# Start of PASSAGE TO READ

Slashdot Mirror


Null References, the Billion Dollar Mistake

jonr writes "'I call it my billion-dollar mistake. It was the invention of the null reference in 1965. At that time, I was designing the first comprehensive type system for references in an object oriented language (ALGOL W). My goal was to ensure that all use of references should be absolutely safe, with checking performed automatically by the compiler. But I couldn't resist the temptation to put in a null reference, simply because it was so easy to implement. This has led to innumerable errors, vulnerabilities, and system crashes, which have probably caused a billion dollars of pain and damage in the last forty years. In recent years, a number of program analysers like PREfix and PREfast in Microsoft have been used to check references, and give warnings if there is a risk they may be non-null. More recent programming languages like Spec# have introduced declarations for non-null references. This is the solution, which I rejected in 1965.' This is an abstract from Tony Hoare Presentation on QCon. I'm raised on C-style programming languages, and have always used null pointers/references, but I am having trouble of grokking null-reference free language. Is there a good reading out there that explains this?"

# End of PASSAGE TO READ
# Start of DATA EXTRACT

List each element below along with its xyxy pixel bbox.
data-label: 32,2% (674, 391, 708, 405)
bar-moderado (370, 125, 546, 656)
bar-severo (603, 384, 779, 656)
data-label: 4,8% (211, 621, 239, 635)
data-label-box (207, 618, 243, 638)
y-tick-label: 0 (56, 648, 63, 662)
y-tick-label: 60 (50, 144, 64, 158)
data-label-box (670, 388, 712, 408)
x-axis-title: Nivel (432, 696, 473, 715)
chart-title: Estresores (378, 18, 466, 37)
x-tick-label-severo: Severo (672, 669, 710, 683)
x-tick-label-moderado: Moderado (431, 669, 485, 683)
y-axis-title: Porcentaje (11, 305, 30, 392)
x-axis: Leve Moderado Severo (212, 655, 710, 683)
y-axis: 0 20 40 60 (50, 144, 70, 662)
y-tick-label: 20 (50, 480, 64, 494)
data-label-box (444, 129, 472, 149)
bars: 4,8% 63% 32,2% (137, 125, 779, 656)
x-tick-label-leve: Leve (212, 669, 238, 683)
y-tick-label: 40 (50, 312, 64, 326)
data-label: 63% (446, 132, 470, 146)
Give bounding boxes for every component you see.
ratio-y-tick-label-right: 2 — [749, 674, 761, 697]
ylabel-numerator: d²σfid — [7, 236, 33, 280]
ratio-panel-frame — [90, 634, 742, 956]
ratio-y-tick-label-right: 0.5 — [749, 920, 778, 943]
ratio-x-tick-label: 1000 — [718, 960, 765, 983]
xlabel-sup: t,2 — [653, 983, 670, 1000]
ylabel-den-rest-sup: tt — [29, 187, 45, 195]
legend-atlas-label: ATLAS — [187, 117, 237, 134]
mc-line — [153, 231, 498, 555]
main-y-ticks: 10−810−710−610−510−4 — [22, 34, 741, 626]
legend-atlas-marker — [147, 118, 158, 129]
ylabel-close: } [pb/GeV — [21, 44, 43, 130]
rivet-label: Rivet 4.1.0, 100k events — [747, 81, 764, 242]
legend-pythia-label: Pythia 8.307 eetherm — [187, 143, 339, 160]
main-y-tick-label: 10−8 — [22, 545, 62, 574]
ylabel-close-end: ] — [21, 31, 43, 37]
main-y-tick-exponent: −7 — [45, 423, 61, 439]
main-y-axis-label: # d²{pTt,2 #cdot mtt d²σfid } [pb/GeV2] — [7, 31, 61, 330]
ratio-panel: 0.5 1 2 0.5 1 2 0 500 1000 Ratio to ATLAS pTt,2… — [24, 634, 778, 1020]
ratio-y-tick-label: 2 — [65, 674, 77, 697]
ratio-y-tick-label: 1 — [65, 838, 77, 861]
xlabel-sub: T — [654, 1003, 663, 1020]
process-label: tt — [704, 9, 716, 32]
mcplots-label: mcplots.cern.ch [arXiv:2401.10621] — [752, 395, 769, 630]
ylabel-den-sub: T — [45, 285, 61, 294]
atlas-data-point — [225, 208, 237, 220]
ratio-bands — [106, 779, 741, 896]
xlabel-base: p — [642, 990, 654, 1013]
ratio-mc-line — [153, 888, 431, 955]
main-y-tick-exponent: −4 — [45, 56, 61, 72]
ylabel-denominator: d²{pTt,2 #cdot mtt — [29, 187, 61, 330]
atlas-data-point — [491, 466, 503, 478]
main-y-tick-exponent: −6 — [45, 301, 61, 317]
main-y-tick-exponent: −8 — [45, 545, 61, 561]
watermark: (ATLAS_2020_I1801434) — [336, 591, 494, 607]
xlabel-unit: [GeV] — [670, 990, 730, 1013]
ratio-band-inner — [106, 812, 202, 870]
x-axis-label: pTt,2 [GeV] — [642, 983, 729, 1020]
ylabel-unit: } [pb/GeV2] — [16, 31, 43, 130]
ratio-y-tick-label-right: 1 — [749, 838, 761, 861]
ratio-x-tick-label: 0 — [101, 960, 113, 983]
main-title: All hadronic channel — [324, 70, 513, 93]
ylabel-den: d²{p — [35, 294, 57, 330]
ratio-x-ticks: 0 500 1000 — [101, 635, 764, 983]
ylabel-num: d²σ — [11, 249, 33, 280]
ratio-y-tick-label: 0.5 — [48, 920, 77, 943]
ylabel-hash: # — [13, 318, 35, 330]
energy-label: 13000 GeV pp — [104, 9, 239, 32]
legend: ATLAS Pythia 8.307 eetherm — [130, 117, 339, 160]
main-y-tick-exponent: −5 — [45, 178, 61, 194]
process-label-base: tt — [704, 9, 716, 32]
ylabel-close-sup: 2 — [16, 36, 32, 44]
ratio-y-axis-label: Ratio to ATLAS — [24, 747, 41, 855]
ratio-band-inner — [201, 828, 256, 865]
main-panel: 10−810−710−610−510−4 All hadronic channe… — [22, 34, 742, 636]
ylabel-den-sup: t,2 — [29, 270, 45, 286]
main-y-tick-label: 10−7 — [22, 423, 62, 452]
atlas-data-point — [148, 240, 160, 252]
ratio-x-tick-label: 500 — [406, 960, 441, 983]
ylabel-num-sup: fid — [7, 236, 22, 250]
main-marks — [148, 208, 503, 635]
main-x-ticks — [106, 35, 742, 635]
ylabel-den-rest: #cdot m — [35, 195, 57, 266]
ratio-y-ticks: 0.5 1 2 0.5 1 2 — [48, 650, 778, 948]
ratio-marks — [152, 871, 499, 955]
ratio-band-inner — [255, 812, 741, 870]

# End of DATA EXTRACT

DIRECTIONS FOR THIS TASK
Carry on the Slashdot post about null references above, starting right after its final sentence.

WRITTEN REPLY
13 of 612 comments (clear)

  1. Re:20 second explanation by Anonymous Coward · · Score: 3, Insightful

    doesn't NULL in SQL represent "unknown", which is something entirely different that a NULL reference, which in the context of programming languages is a discrete value?

  2. Re:null or not null, that is the question by CTalkobt · · Score: 4, Insightful

    When debugging at the hardware level it's fairly common to fill uninitialized memory (or newly allocated in a debug version of the malloc libraries) with a value that will either cause the computer to execute a system level break ( eg: TRAP / BRK etc) or something fairly obvious such as ($BA).

    If you don't like the 0's, then replace your memory allocation library.

    --
    There's a gorilla from Manilla whose a fella that stinks of vanilla and has salmonella.
  3. Wouldn't help by corporate+zombie · · Score: 5, Insightful

    Fine. No null references. So I create the same thing by having a reference to some unique structure (probably named Null) and I still *fail to check for it*.

    Null references don't kill programs. Programmers do.

        -CZ

  4. Re:There was a bigger mistake: by Rik+Sweeney · · Score: 5, Insightful

    Null-terminated strings. The bane of modern computing.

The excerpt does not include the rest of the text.